[Records contained in a dataset]
*-*-*
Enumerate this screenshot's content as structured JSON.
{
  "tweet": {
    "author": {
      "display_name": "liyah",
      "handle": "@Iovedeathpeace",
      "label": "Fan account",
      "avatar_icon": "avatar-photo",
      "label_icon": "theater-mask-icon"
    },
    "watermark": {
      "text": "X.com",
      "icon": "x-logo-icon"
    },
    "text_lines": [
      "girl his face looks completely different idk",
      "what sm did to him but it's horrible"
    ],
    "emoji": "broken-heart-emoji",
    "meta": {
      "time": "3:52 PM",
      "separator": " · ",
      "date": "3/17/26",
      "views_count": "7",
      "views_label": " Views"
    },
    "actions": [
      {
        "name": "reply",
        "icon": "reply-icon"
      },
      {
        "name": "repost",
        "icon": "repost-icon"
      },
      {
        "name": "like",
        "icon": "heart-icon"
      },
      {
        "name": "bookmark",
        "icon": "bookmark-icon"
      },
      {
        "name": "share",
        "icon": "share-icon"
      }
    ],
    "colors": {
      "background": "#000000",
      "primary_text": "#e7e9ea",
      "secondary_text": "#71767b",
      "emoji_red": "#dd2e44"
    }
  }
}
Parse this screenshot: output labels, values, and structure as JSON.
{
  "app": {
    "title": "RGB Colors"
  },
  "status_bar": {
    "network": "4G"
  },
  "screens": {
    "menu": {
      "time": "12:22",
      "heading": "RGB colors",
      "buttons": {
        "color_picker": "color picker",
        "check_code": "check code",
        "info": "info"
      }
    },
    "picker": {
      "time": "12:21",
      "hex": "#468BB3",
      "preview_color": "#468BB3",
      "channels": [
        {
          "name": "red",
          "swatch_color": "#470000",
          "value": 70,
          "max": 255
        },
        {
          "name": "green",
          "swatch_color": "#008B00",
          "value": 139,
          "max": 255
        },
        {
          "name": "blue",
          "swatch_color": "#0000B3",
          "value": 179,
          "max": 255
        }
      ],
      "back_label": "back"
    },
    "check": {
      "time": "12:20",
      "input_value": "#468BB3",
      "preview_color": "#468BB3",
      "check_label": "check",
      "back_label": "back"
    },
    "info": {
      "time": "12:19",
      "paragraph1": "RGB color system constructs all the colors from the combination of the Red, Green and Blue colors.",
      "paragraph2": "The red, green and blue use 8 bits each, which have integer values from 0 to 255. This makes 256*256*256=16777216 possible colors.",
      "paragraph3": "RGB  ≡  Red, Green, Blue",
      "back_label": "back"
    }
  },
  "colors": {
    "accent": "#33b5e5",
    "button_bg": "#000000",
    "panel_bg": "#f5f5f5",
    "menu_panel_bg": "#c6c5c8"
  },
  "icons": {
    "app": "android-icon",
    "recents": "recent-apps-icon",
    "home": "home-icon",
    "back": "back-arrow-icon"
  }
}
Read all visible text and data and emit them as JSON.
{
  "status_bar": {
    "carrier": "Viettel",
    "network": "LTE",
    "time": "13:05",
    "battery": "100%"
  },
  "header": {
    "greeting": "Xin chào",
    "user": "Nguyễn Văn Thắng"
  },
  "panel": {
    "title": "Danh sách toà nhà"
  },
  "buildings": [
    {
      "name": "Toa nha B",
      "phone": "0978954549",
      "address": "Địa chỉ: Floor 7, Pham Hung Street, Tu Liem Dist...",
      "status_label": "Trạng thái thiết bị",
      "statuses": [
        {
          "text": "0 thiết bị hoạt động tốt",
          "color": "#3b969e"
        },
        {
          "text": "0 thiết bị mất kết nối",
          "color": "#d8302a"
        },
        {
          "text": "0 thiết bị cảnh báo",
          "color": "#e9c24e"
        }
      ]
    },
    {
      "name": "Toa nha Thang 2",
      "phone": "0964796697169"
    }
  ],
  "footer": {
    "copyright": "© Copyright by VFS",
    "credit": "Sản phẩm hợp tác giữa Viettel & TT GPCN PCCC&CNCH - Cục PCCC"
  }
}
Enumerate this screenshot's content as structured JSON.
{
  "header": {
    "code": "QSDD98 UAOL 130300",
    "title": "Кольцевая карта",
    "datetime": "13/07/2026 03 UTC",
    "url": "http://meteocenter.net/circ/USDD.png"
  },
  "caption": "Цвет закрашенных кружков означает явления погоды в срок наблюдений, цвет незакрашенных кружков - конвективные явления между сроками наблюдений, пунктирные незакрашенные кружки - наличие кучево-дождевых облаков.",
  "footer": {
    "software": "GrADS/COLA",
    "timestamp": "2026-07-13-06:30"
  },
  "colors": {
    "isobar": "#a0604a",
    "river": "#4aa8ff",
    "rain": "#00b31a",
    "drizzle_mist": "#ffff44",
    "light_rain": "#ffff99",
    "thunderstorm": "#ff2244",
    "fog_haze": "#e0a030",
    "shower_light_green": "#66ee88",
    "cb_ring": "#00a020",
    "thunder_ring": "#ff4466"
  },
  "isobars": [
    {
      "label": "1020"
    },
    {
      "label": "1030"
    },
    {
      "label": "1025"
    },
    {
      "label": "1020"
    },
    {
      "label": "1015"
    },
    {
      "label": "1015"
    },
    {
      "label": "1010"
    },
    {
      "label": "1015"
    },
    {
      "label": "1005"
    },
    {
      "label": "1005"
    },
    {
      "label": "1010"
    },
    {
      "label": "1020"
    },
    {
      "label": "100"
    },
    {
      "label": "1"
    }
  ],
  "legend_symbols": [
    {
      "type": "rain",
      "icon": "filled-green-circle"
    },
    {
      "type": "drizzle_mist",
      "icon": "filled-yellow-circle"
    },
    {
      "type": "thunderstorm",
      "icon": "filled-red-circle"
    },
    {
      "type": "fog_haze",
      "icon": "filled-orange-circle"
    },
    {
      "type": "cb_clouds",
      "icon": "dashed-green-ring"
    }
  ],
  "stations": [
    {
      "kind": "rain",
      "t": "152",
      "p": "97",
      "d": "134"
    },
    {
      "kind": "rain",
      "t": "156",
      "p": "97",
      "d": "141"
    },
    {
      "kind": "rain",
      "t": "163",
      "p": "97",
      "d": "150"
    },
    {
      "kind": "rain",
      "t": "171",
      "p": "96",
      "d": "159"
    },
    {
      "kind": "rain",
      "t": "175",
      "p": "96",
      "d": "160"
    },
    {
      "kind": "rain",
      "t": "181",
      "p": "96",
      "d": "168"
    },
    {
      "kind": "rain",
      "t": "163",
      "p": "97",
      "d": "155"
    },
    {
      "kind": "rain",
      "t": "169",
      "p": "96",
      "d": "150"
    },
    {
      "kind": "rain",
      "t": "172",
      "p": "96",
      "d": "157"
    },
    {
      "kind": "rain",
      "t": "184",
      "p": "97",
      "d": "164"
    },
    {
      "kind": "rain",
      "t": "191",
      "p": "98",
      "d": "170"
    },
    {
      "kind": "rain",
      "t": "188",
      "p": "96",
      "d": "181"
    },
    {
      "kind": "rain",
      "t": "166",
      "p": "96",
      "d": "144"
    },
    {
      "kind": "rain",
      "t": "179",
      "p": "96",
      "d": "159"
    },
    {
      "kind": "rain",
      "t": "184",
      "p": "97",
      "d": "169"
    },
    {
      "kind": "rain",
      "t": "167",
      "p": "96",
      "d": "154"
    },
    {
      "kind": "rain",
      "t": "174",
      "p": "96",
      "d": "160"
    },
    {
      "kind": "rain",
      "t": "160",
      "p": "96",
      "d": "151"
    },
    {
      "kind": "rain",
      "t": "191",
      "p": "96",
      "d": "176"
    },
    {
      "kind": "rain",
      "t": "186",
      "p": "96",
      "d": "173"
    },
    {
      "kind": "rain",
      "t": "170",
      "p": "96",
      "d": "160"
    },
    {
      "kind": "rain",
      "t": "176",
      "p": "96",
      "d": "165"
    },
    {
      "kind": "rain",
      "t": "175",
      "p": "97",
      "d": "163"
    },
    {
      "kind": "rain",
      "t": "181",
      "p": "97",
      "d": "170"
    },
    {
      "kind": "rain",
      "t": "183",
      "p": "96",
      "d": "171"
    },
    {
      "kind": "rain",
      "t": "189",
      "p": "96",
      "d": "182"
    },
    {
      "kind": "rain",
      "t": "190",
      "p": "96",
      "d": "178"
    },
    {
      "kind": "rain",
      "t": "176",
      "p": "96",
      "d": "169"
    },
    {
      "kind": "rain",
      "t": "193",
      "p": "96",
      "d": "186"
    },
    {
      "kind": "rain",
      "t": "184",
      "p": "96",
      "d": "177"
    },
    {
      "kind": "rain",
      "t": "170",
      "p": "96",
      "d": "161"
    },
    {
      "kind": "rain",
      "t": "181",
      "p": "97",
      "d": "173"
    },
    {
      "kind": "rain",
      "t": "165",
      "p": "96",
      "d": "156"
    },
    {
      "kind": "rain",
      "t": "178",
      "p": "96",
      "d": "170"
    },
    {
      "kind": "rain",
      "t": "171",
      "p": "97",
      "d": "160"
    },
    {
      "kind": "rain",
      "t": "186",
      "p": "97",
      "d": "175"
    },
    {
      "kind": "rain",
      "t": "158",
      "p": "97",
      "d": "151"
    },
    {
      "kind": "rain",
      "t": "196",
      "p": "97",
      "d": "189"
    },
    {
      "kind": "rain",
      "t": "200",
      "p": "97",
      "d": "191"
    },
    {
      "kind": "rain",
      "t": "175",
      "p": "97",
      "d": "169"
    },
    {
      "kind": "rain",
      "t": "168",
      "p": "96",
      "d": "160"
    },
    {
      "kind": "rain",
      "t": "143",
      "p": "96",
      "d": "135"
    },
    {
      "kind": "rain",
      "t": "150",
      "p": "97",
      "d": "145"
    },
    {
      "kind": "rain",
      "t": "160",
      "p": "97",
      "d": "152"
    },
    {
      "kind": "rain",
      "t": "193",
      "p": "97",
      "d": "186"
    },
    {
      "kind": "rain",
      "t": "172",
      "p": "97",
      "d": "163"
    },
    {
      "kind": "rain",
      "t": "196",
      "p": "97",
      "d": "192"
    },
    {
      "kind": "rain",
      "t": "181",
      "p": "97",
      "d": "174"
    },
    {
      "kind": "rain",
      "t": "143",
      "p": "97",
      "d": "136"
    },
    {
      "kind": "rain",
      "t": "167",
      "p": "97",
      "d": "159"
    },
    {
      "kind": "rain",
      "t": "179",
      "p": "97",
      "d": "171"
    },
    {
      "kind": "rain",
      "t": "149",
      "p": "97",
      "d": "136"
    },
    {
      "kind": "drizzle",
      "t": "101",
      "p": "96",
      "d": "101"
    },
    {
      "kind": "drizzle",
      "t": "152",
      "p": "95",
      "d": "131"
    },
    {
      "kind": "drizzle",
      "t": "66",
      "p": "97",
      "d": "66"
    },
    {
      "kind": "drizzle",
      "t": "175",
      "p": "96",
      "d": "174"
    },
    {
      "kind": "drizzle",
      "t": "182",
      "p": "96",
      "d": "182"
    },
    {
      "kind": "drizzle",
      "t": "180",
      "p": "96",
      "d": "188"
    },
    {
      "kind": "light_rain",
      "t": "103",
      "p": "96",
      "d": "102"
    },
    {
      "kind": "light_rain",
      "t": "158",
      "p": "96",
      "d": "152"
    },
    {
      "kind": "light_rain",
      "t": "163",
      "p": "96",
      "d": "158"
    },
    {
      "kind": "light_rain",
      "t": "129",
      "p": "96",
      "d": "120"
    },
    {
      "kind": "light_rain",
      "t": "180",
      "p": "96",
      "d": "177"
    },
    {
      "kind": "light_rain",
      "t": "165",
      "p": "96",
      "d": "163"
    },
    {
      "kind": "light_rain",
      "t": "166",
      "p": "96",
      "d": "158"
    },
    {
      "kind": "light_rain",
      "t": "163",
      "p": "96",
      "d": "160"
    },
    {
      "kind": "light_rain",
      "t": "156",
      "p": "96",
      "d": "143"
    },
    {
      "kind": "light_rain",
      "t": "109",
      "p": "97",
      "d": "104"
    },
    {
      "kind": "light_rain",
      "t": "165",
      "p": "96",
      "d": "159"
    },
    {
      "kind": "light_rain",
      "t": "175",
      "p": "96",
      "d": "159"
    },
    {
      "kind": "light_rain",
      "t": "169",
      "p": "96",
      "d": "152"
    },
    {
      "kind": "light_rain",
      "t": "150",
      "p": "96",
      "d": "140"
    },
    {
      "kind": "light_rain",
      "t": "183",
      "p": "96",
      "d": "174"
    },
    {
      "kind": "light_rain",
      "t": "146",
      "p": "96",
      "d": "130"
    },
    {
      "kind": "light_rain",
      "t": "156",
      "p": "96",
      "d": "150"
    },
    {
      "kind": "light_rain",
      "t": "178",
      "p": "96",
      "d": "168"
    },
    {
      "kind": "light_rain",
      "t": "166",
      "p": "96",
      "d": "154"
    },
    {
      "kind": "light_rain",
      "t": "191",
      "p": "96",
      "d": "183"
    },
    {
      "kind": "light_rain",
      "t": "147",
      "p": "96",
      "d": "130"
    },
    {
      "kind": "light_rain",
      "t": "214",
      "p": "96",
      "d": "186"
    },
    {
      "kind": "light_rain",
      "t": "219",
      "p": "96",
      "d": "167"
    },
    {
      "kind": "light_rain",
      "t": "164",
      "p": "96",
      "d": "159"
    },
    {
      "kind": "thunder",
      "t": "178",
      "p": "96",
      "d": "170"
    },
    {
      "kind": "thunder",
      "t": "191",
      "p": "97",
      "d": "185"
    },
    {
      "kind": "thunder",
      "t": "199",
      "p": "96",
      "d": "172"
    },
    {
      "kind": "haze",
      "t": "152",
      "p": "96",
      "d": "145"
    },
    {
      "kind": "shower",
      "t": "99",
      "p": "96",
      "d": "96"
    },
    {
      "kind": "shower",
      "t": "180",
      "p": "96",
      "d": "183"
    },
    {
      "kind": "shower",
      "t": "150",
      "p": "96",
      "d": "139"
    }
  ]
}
*-*-*
Make a tally of the lines in this data that include the string "Viettel", and answer with that tally alone.

ANSWER: 2